## WORK TO COMPLETE
Reproduce the data exactly.

begin DATA PROVIDED

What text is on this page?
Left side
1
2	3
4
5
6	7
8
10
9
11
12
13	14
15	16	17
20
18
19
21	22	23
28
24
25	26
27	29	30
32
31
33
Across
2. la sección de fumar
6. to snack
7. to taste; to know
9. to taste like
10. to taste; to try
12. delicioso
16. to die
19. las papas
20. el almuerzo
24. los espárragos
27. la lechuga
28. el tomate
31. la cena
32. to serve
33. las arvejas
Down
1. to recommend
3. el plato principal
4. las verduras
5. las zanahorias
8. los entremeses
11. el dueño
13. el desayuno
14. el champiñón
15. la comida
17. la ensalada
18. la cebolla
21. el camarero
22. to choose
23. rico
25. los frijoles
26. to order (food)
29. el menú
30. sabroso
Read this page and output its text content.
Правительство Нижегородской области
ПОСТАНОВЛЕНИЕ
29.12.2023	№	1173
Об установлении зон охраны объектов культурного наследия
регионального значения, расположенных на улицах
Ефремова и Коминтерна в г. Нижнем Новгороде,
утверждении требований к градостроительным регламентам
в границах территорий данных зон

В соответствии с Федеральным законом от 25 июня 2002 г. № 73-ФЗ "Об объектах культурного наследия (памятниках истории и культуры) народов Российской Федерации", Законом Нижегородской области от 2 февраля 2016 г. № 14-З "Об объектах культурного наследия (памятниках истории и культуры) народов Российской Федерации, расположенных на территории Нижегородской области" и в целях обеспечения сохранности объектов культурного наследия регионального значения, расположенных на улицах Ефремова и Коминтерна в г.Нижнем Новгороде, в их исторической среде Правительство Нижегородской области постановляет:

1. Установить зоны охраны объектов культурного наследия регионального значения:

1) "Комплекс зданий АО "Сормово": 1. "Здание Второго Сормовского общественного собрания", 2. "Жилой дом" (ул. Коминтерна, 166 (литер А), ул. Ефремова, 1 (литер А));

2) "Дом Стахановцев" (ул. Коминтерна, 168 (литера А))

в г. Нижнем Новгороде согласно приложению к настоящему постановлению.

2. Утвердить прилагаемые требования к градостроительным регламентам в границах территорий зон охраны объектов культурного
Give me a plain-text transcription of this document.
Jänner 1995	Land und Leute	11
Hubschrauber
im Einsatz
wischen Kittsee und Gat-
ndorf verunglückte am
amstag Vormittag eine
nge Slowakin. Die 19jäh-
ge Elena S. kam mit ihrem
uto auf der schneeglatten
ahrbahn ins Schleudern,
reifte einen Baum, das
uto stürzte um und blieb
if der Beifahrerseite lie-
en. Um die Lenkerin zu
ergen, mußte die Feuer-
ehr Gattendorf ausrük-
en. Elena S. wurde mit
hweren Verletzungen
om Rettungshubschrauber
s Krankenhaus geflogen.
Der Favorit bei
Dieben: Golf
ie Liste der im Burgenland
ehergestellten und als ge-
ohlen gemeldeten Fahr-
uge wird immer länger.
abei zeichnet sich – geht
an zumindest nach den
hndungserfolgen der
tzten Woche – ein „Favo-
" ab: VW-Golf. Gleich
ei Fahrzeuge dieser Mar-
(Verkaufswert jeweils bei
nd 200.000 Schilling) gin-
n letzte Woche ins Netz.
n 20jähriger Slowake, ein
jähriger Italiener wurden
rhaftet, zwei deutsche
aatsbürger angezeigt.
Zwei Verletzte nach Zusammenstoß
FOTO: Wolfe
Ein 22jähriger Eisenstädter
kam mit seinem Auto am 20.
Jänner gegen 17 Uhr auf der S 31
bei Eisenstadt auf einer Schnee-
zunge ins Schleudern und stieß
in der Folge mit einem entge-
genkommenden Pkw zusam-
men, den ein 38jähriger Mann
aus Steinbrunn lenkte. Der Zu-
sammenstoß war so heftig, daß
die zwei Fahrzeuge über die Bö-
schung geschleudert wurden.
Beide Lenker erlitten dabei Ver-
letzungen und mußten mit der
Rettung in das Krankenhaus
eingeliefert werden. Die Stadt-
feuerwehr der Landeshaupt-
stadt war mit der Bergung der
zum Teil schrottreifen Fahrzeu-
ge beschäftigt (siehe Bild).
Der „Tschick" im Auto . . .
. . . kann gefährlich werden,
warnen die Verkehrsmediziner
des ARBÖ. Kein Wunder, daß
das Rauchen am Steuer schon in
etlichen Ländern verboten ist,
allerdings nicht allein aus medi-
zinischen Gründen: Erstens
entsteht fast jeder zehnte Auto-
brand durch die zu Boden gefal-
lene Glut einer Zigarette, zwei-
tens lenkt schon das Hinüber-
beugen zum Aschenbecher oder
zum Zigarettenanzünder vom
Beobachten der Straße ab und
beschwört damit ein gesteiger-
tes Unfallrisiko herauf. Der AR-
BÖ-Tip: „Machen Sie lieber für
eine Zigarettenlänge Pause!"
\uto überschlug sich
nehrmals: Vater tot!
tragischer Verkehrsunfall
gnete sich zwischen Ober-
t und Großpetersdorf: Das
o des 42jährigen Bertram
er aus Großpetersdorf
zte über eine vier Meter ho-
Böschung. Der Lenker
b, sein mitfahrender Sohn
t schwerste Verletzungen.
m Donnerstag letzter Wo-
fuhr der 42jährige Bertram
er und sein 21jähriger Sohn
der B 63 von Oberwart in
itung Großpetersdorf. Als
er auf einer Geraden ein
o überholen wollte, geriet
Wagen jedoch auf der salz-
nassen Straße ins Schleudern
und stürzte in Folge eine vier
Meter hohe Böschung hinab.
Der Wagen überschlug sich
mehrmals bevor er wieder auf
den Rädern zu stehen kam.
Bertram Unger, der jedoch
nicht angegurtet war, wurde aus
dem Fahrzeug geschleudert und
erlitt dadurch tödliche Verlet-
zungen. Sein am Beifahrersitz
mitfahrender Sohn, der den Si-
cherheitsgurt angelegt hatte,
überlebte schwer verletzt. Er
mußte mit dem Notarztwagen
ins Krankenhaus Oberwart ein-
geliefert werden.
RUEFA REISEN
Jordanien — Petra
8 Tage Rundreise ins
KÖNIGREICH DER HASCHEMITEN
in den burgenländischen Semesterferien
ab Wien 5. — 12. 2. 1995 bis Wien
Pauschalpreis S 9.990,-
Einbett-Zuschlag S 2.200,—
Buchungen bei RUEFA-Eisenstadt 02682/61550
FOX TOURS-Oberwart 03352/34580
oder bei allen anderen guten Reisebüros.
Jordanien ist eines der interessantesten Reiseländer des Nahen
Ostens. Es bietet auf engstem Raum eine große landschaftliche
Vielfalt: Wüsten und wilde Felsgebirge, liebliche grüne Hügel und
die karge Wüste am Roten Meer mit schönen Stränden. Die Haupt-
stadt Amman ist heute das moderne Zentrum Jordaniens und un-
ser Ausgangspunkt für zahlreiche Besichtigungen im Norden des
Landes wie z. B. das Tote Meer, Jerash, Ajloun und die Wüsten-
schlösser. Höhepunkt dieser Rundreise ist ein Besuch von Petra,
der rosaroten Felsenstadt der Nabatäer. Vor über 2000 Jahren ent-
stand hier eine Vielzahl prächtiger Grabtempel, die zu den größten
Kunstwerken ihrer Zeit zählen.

end DATA PROVIDED

## WRITTEN REPLY
What text is on this page?
Left side
1
2	3
4
5
6	7
8
10
9
11
12
13	14
15	16	17
20
18
19
21	22	23
28
24
25	26
27	29	30
32
31
33
Across
2. la sección de fumar
6. to snack
7. to taste; to know
9. to taste like
10. to taste; to try
12. delicioso
16. to die
19. las papas
20. el almuerzo
24. los espárragos
27. la lechuga
28. el tomate
31. la cena
32. to serve
33. las arvejas
Down
1. to recommend
3. el plato principal
4. las verduras
5. las zanahorias
8. los entremeses
11. el dueño
13. el desayuno
14. el champiñón
15. la comida
17. la ensalada
18. la cebolla
21. el camarero
22. to choose
23. rico
25. los frijoles
26. to order (food)
29. el menú
30. sabroso
Read this page and output its text content.
Правительство Нижегородской области
ПОСТАНОВЛЕНИЕ
29.12.2023	№	1173
Об установлении зон охраны объектов культурного наследия
регионального значения, расположенных на улицах
Ефремова и Коминтерна в г. Нижнем Новгороде,
утверждении требований к градостроительным регламентам
в границах территорий данных зон

В соответствии с Федеральным законом от 25 июня 2002 г. № 73-ФЗ "Об объектах культурного наследия (памятниках истории и культуры) народов Российской Федерации", Законом Нижегородской области от 2 февраля 2016 г. № 14-З "Об объектах культурного наследия (памятниках истории и культуры) народов Российской Федерации, расположенных на территории Нижегородской области" и в целях обеспечения сохранности объектов культурного наследия регионального значения, расположенных на улицах Ефремова и Коминтерна в г.Нижнем Новгороде, в их исторической среде Правительство Нижегородской области постановляет:

1. Установить зоны охраны объектов культурного наследия регионального значения:

1) "Комплекс зданий АО "Сормово": 1. "Здание Второго Сормовского общественного собрания", 2. "Жилой дом" (ул. Коминтерна, 166 (литер А), ул. Ефремова, 1 (литер А));

2) "Дом Стахановцев" (ул. Коминтерна, 168 (литера А))

в г. Нижнем Новгороде согласно приложению к настоящему постановлению.

2. Утвердить прилагаемые требования к градостроительным регламентам в границах территорий зон охраны объектов культурного
Give me a plain-text transcription of this document.
Jänner 1995	Land und Leute	11
Hubschrauber
im Einsatz
wischen Kittsee und Gat-
ndorf verunglückte am
amstag Vormittag eine
nge Slowakin. Die 19jäh-
ge Elena S. kam mit ihrem
uto auf der schneeglatten
ahrbahn ins Schleudern,
reifte einen Baum, das
uto stürzte um und blieb
if der Beifahrerseite lie-
en. Um die Lenkerin zu
ergen, mußte die Feuer-
ehr Gattendorf ausrük-
en. Elena S. wurde mit
hweren Verletzungen
om Rettungshubschrauber
s Krankenhaus geflogen.
Der Favorit bei
Dieben: Golf
ie Liste der im Burgenland
ehergestellten und als ge-
ohlen gemeldeten Fahr-
uge wird immer länger.
abei zeichnet sich – geht
an zumindest nach den
hndungserfolgen der
tzten Woche – ein „Favo-
" ab: VW-Golf. Gleich
ei Fahrzeuge dieser Mar-
(Verkaufswert jeweils bei
nd 200.000 Schilling) gin-
n letzte Woche ins Netz.
n 20jähriger Slowake, ein
jähriger Italiener wurden
rhaftet, zwei deutsche
aatsbürger angezeigt.
Zwei Verletzte nach Zusammenstoß
FOTO: Wolfe
Ein 22jähriger Eisenstädter
kam mit seinem Auto am 20.
Jänner gegen 17 Uhr auf der S 31
bei Eisenstadt auf einer Schnee-
zunge ins Schleudern und stieß
in der Folge mit einem entge-
genkommenden Pkw zusam-
men, den ein 38jähriger Mann
aus Steinbrunn lenkte. Der Zu-
sammenstoß war so heftig, daß
die zwei Fahrzeuge über die Bö-
schung geschleudert wurden.
Beide Lenker erlitten dabei Ver-
letzungen und mußten mit der
Rettung in das Krankenhaus
eingeliefert werden. Die Stadt-
feuerwehr der Landeshaupt-
stadt war mit der Bergung der
zum Teil schrottreifen Fahrzeu-
ge beschäftigt (siehe Bild).
Der „Tschick" im Auto . . .
. . . kann gefährlich werden,
warnen die Verkehrsmediziner
des ARBÖ. Kein Wunder, daß
das Rauchen am Steuer schon in
etlichen Ländern verboten ist,
allerdings nicht allein aus medi-
zinischen Gründen: Erstens
entsteht fast jeder zehnte Auto-
brand durch die zu Boden gefal-
lene Glut einer Zigarette, zwei-
tens lenkt schon das Hinüber-
beugen zum Aschenbecher oder
zum Zigarettenanzünder vom
Beobachten der Straße ab und
beschwört damit ein gesteiger-
tes Unfallrisiko herauf. Der AR-
BÖ-Tip: „Machen Sie lieber für
eine Zigarettenlänge Pause!"
\uto überschlug sich
nehrmals: Vater tot!
tragischer Verkehrsunfall
gnete sich zwischen Ober-
t und Großpetersdorf: Das
o des 42jährigen Bertram
er aus Großpetersdorf
zte über eine vier Meter ho-
Böschung. Der Lenker
b, sein mitfahrender Sohn
t schwerste Verletzungen.
m Donnerstag letzter Wo-
fuhr der 42jährige Bertram
er und sein 21jähriger Sohn
der B 63 von Oberwart in
itung Großpetersdorf. Als
er auf einer Geraden ein
o überholen wollte, geriet
Wagen jedoch auf der salz-
nassen Straße ins Schleudern
und stürzte in Folge eine vier
Meter hohe Böschung hinab.
Der Wagen überschlug sich
mehrmals bevor er wieder auf
den Rädern zu stehen kam.
Bertram Unger, der jedoch
nicht angegurtet war, wurde aus
dem Fahrzeug geschleudert und
erlitt dadurch tödliche Verlet-
zungen. Sein am Beifahrersitz
mitfahrender Sohn, der den Si-
cherheitsgurt angelegt hatte,
überlebte schwer verletzt. Er
mußte mit dem Notarztwagen
ins Krankenhaus Oberwart ein-
geliefert werden.
RUEFA REISEN
Jordanien — Petra
8 Tage Rundreise ins
KÖNIGREICH DER HASCHEMITEN
in den burgenländischen Semesterferien
ab Wien 5. — 12. 2. 1995 bis Wien
Pauschalpreis S 9.990,-
Einbett-Zuschlag S 2.200,—
Buchungen bei RUEFA-Eisenstadt 02682/61550
FOX TOURS-Oberwart 03352/34580
oder bei allen anderen guten Reisebüros.
Jordanien ist eines der interessantesten Reiseländer des Nahen
Ostens. Es bietet auf engstem Raum eine große landschaftliche
Vielfalt: Wüsten und wilde Felsgebirge, liebliche grüne Hügel und
die karge Wüste am Roten Meer mit schönen Stränden. Die Haupt-
stadt Amman ist heute das moderne Zentrum Jordaniens und un-
ser Ausgangspunkt für zahlreiche Besichtigungen im Norden des
Landes wie z. B. das Tote Meer, Jerash, Ajloun und die Wüsten-
schlösser. Höhepunkt dieser Rundreise ist ein Besuch von Petra,
der rosaroten Felsenstadt der Nabatäer. Vor über 2000 Jahren ent-
stand hier eine Vielzahl prächtiger Grabtempel, die zu den größten
Kunstwerken ihrer Zeit zählen.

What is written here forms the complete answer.